The request: Pick out every line below that contains the string "file" and copy each of those lines in full. Case matters.
=====
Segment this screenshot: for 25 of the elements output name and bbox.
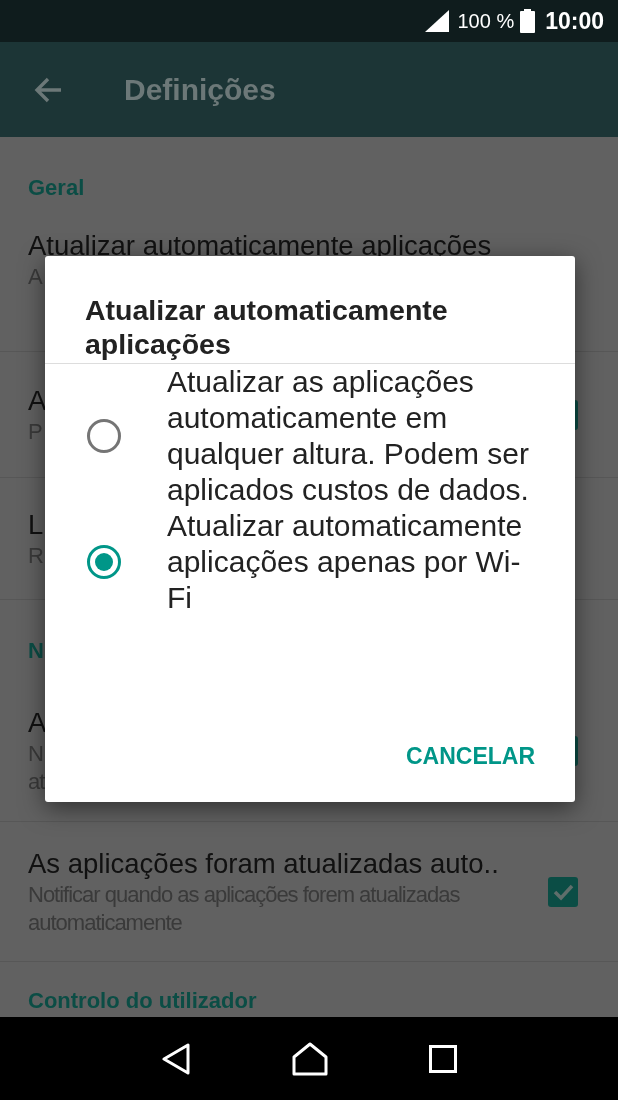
- setting-title: A: [28, 383, 47, 418]
- option-label[interactable]: Atualizar automaticamente aplicações apenas por Wi-Fi: [167, 508, 535, 616]
- screen-title: Definições: [124, 72, 276, 107]
- checkbox[interactable]: [575, 735, 578, 766]
- dialog-title: Atualizar automaticamente aplicações: [45, 256, 575, 364]
- option-label[interactable]: Atualizar as aplicações automaticamente em qualquer altura. Podem ser aplicados custos de dados.: [167, 364, 535, 508]
- cancel-button[interactable]: CANCELAR: [405, 743, 535, 770]
- radio-button[interactable]: [87, 419, 121, 453]
- section-header: N: [27, 637, 45, 665]
- section-header: Geral: [27, 174, 86, 202]
- home-icon[interactable]: [292, 1041, 328, 1076]
- radio-button[interactable]: [87, 545, 121, 579]
- back-arrow-icon[interactable]: [34, 76, 62, 103]
- setting-title: As aplicações foram atualizadas auto..: [28, 846, 499, 881]
- battery-icon: [520, 9, 536, 33]
- back-icon[interactable]: [160, 1042, 191, 1075]
- checkbox[interactable]: [548, 876, 578, 907]
- setting-title: A: [28, 705, 47, 740]
- battery-level: 100 %: [457, 9, 515, 33]
- setting-title: L: [28, 507, 44, 542]
- clock: 10:00: [545, 7, 604, 35]
- section-header: Controlo do utilizador: [27, 987, 258, 1015]
- checkbox[interactable]: [575, 399, 578, 430]
- recent-apps-icon[interactable]: [429, 1044, 458, 1073]
- signal-icon: [425, 10, 452, 32]
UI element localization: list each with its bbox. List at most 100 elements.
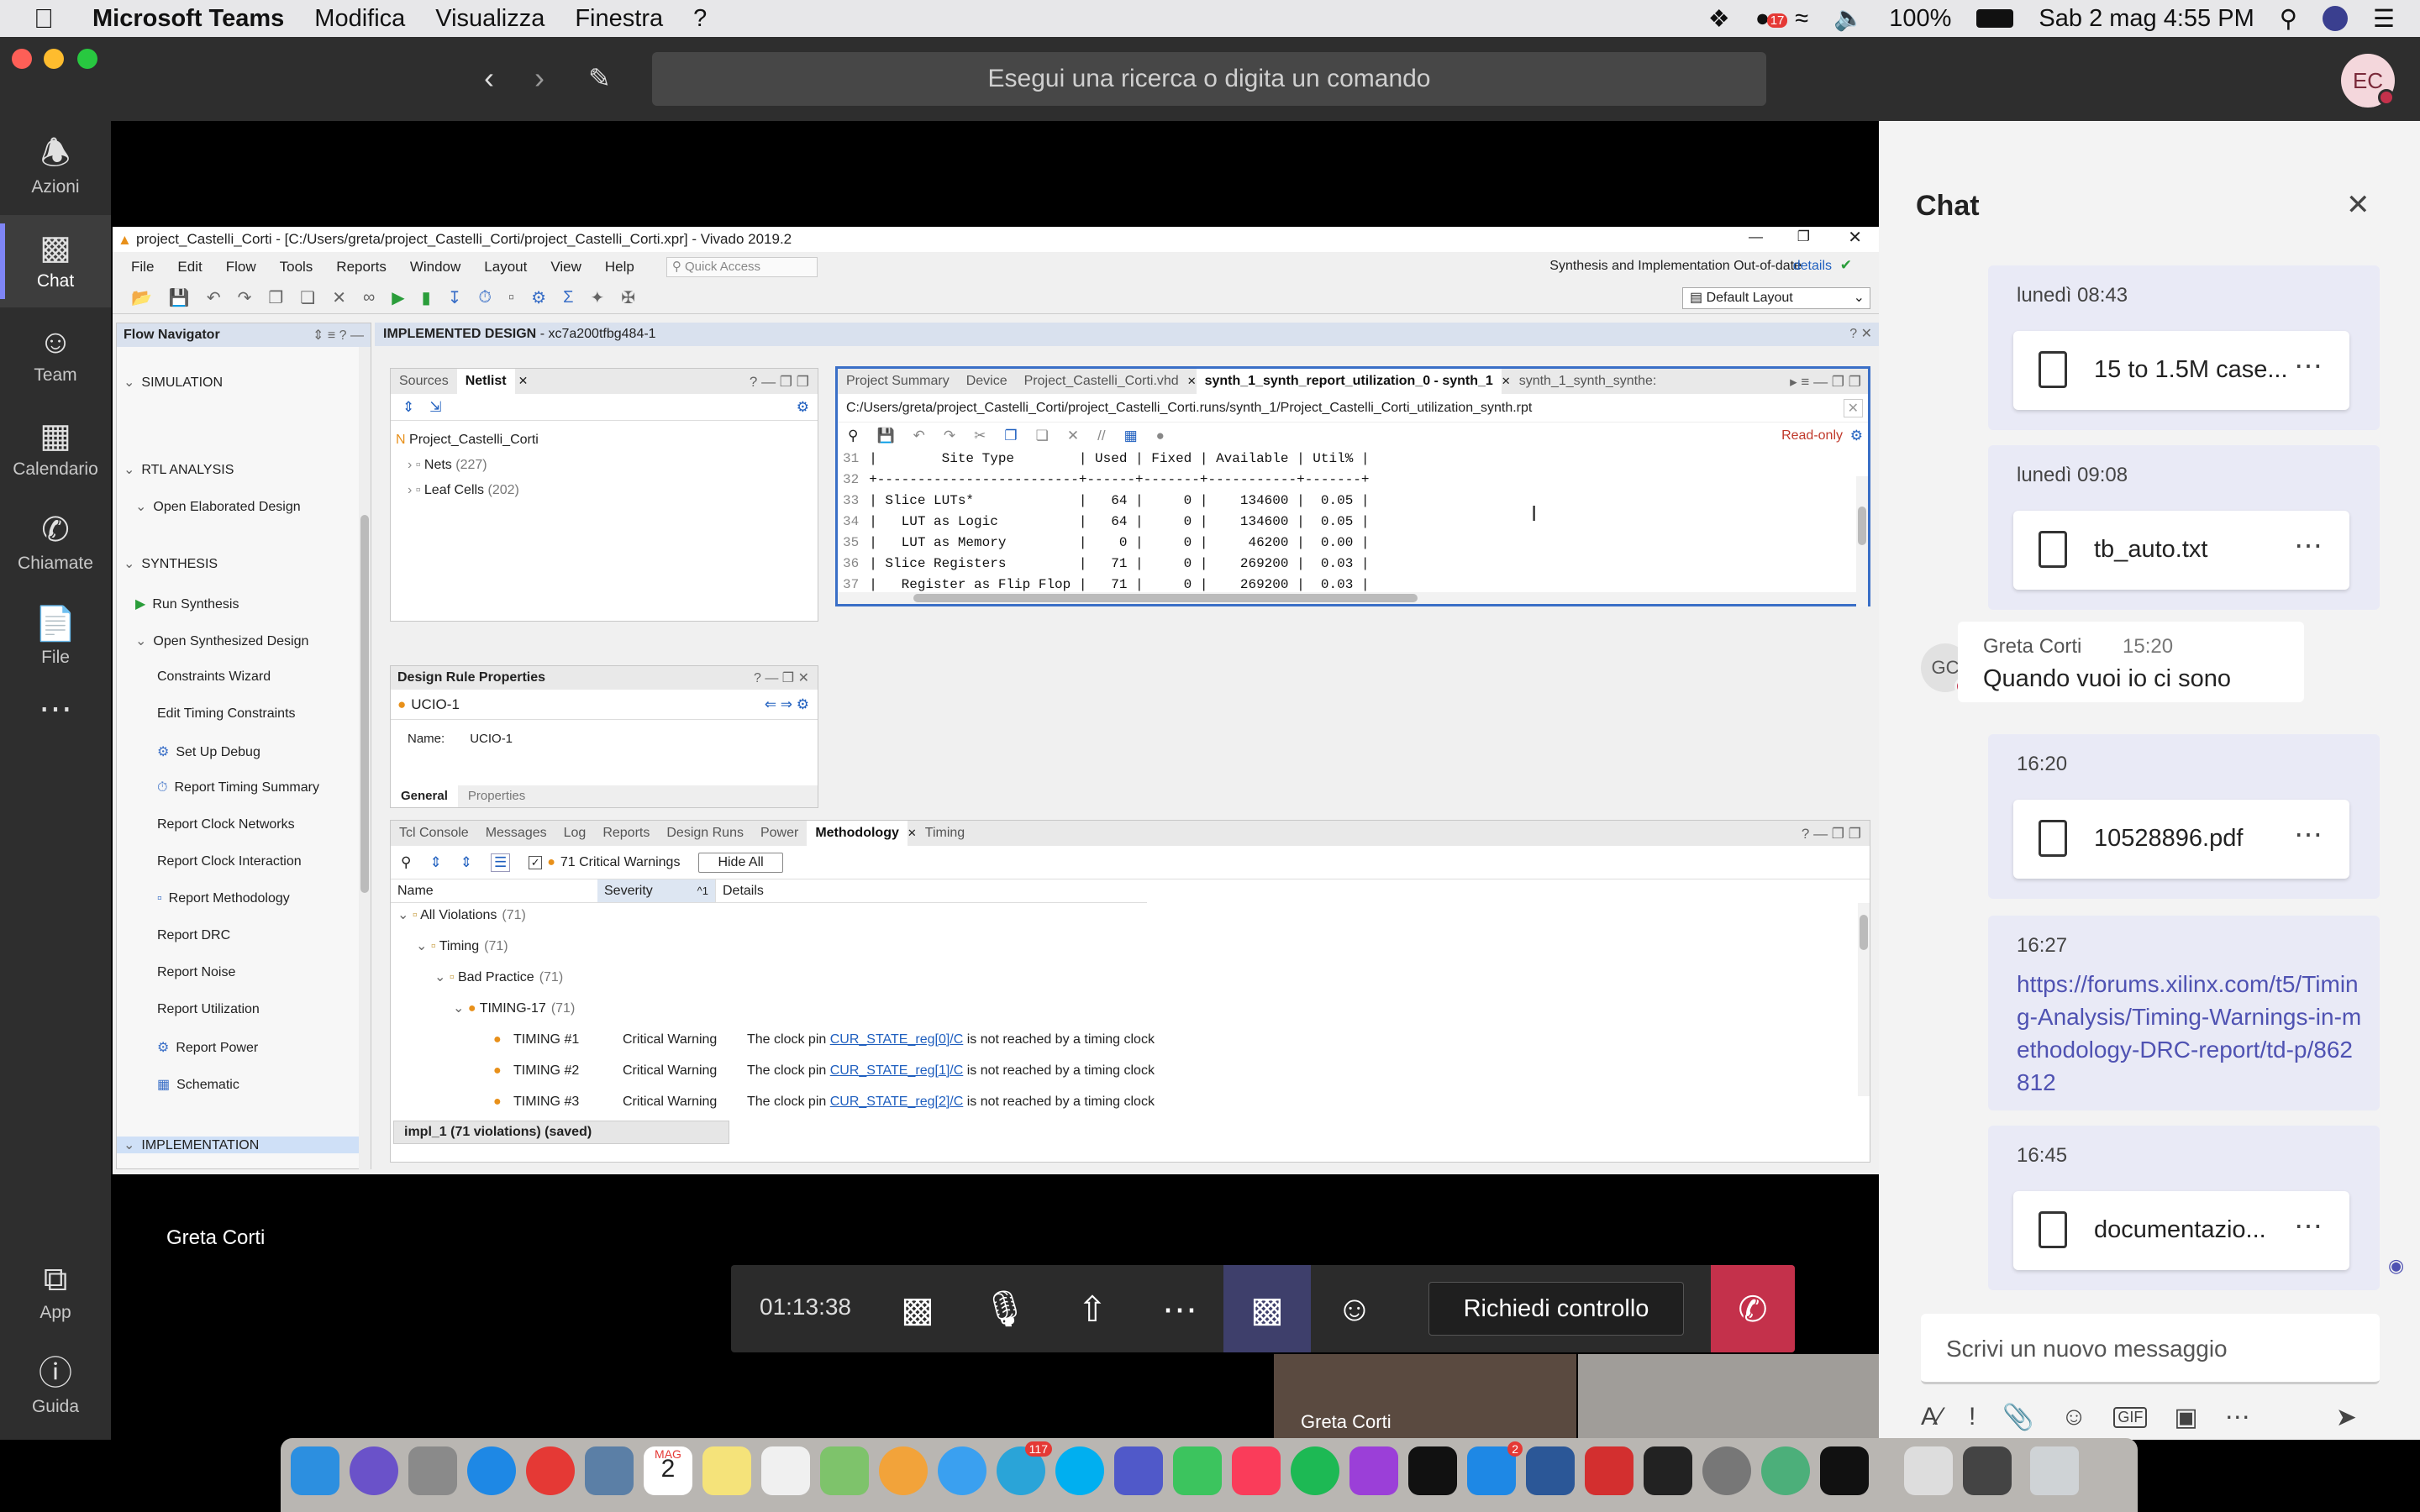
zoom-window-icon[interactable] — [77, 49, 97, 69]
impl-footer-tab[interactable]: impl_1 (71 violations) (saved) — [393, 1121, 729, 1144]
comment-icon[interactable]: // — [1097, 428, 1105, 444]
flow-nav-item[interactable]: ▫ Report Methodology — [157, 891, 290, 906]
undo-icon[interactable]: ↶ — [207, 287, 221, 308]
rail-guida[interactable]: ⓘ Guida — [0, 1341, 111, 1433]
chrome-icon[interactable] — [526, 1446, 575, 1495]
tab-sources[interactable]: Sources — [391, 369, 457, 394]
file-card[interactable]: 15 to 1.5M case... ⋯ — [2013, 331, 2349, 410]
menu-help[interactable]: Help — [605, 259, 634, 276]
siri-icon[interactable] — [350, 1446, 398, 1495]
run-icon[interactable]: ▶ — [392, 287, 404, 308]
cell-link[interactable]: CUR_STATE_reg[2]/C — [830, 1095, 964, 1109]
report-icon[interactable]: ▫ — [508, 288, 514, 307]
flow-nav-item[interactable]: ▶ Run Synthesis — [135, 596, 239, 612]
datetime[interactable]: Sab 2 mag 4:55 PM — [2039, 5, 2254, 33]
flow-nav-item[interactable]: ⌄ SYNTHESIS — [124, 555, 218, 572]
tab-properties[interactable]: Properties — [458, 785, 535, 807]
find-icon[interactable]: ⚲ — [848, 428, 858, 444]
chat-toggle-button[interactable]: ▩ — [1223, 1265, 1311, 1352]
expand-icon[interactable]: ⇲ — [429, 399, 441, 416]
editor-v-scrollbar[interactable] — [1856, 476, 1868, 607]
rail-chat[interactable]: ▩ Chat — [0, 215, 111, 307]
app-store-icon[interactable]: 2 — [1467, 1441, 1523, 1495]
save-icon[interactable]: 💾 — [169, 287, 190, 308]
flow-nav-item[interactable]: ⌄ RTL ANALYSIS — [124, 461, 234, 478]
menu-edit[interactable]: Edit — [177, 259, 202, 276]
editor-settings-icon[interactable]: ⚙ — [1850, 428, 1863, 444]
netlist-settings-icon[interactable]: ⚙ — [797, 399, 809, 416]
maps-icon[interactable] — [820, 1446, 869, 1495]
design-bar-close-icon[interactable]: ? ✕ — [1849, 323, 1872, 346]
send-icon[interactable]: ➤ — [2336, 1403, 2357, 1432]
block-icon[interactable]: ▦ — [1124, 428, 1138, 444]
tab-close-icon[interactable]: ✕ — [518, 374, 529, 387]
delete-icon[interactable]: ✕ — [332, 287, 346, 308]
tab-methodology[interactable]: Methodology — [807, 821, 908, 846]
control-center-icon[interactable]: ☰ — [2373, 4, 2395, 34]
panel-controls-icon[interactable]: ? — ❐ ❐ — [750, 374, 809, 391]
word-icon[interactable] — [1526, 1446, 1575, 1495]
bulb-icon[interactable]: ● — [1156, 428, 1165, 444]
violations-scrollbar[interactable] — [1858, 903, 1870, 1096]
netlist-nets[interactable]: › ▫ Nets (227) — [396, 453, 818, 478]
tab-device[interactable]: Device — [958, 369, 1016, 394]
flow-nav-item[interactable]: ⏱ Report Timing Summary — [157, 780, 319, 795]
report-text[interactable]: 31 | Site Type | Used | Fixed | Available… — [838, 449, 1868, 597]
self-video[interactable] — [1578, 1354, 1879, 1438]
violation-group[interactable]: ⌄ ▫ Timing (71) — [416, 937, 508, 954]
skype-icon[interactable] — [1055, 1446, 1104, 1495]
preview-icon[interactable] — [585, 1446, 634, 1495]
redo-icon[interactable]: ↷ — [238, 287, 252, 308]
cell-link[interactable]: CUR_STATE_reg[0]/C — [830, 1032, 964, 1047]
tab-project-summary[interactable]: Project Summary — [838, 369, 958, 394]
download-icon[interactable]: ↧ — [448, 287, 462, 308]
collapse-icon[interactable]: ⇕ — [402, 399, 414, 416]
file-more-icon[interactable]: ⋯ — [2294, 349, 2324, 383]
sticker-icon[interactable]: ▣ — [2174, 1403, 2197, 1432]
vivado-minimize-icon[interactable]: — — [1749, 228, 1763, 245]
compose-icon[interactable]: ✎ — [588, 62, 611, 94]
timer-icon[interactable]: ⏱ — [478, 288, 492, 307]
tab-general[interactable]: General — [391, 785, 458, 807]
finder-icon[interactable] — [291, 1446, 339, 1495]
messages-app-icon[interactable] — [938, 1446, 986, 1495]
sigma-icon[interactable]: Σ — [563, 288, 573, 307]
compose-input[interactable]: Scrivi un nuovo messaggio — [1921, 1314, 2380, 1384]
menu-window[interactable]: Window — [410, 259, 460, 276]
tab-close-icon[interactable]: ✕ — [1187, 375, 1197, 387]
flow-nav-item[interactable]: ⌄ IMPLEMENTATION — [117, 1137, 360, 1153]
emoji-icon[interactable]: ☺ — [2061, 1403, 2087, 1431]
mic-button[interactable]: 🎙 — [961, 1265, 1049, 1352]
tab-synth-report[interactable]: synth_1_synth_synthe: — [1511, 369, 1665, 394]
system-preferences-icon[interactable] — [1702, 1446, 1751, 1495]
cell-link[interactable]: CUR_STATE_reg[1]/C — [830, 1063, 964, 1078]
violation-group[interactable]: ⌄ ● TIMING-17 (71) — [453, 1000, 575, 1016]
menu-finestra[interactable]: Finestra — [575, 5, 663, 33]
drp-nav-icons[interactable]: ⇐ ⇒ ⚙ — [765, 696, 809, 713]
tab-netlist[interactable]: Netlist — [456, 369, 515, 394]
intellij-icon[interactable] — [1820, 1446, 1869, 1495]
trash-icon[interactable] — [2030, 1446, 2079, 1495]
vivado-close-icon[interactable]: ✕ — [1848, 227, 1862, 248]
rail-calendario[interactable]: ▦ Calendario — [0, 403, 111, 496]
undo-icon[interactable]: ↶ — [913, 428, 925, 444]
facetime-icon[interactable] — [1173, 1446, 1222, 1495]
file-more-icon[interactable]: ⋯ — [2294, 818, 2324, 852]
settings-icon[interactable]: ⚙ — [531, 287, 546, 308]
tab-log[interactable]: Log — [555, 821, 595, 846]
table-row[interactable]: ● TIMING #3 Critical Warning The clock pin … — [391, 1091, 1155, 1118]
hide-all-button[interactable]: Hide All — [698, 852, 783, 873]
screenshot-stack-icon[interactable] — [1963, 1446, 2012, 1495]
atom-icon[interactable] — [1761, 1446, 1810, 1495]
layout-select[interactable]: ▤ Default Layout ⌄ — [1682, 287, 1870, 309]
flow-nav-item[interactable]: ▶Run Implementation — [135, 1173, 273, 1174]
tab-messages[interactable]: Messages — [477, 821, 555, 846]
cut-icon[interactable]: ✂ — [974, 428, 986, 444]
participant-video-greta[interactable]: Greta Corti — [1274, 1354, 1576, 1438]
downloads-stack-icon[interactable] — [1904, 1446, 1953, 1495]
redo-icon[interactable]: ↷ — [944, 428, 955, 444]
flow-nav-item[interactable]: ▦ Schematic — [157, 1076, 239, 1093]
search-input[interactable]: Esegui una ricerca o digita un comando — [652, 52, 1766, 106]
collapse-icon[interactable]: ⇕ — [429, 854, 441, 871]
user-icon[interactable] — [2323, 6, 2348, 31]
=====
Response for this exercise:
file-card[interactable]: 15 to 1.5M case... ⋯ — [2013, 331, 2349, 410]
file-more-icon[interactable]: ⋯ — [2294, 349, 2324, 383]
file-more-icon[interactable]: ⋯ — [2294, 818, 2324, 852]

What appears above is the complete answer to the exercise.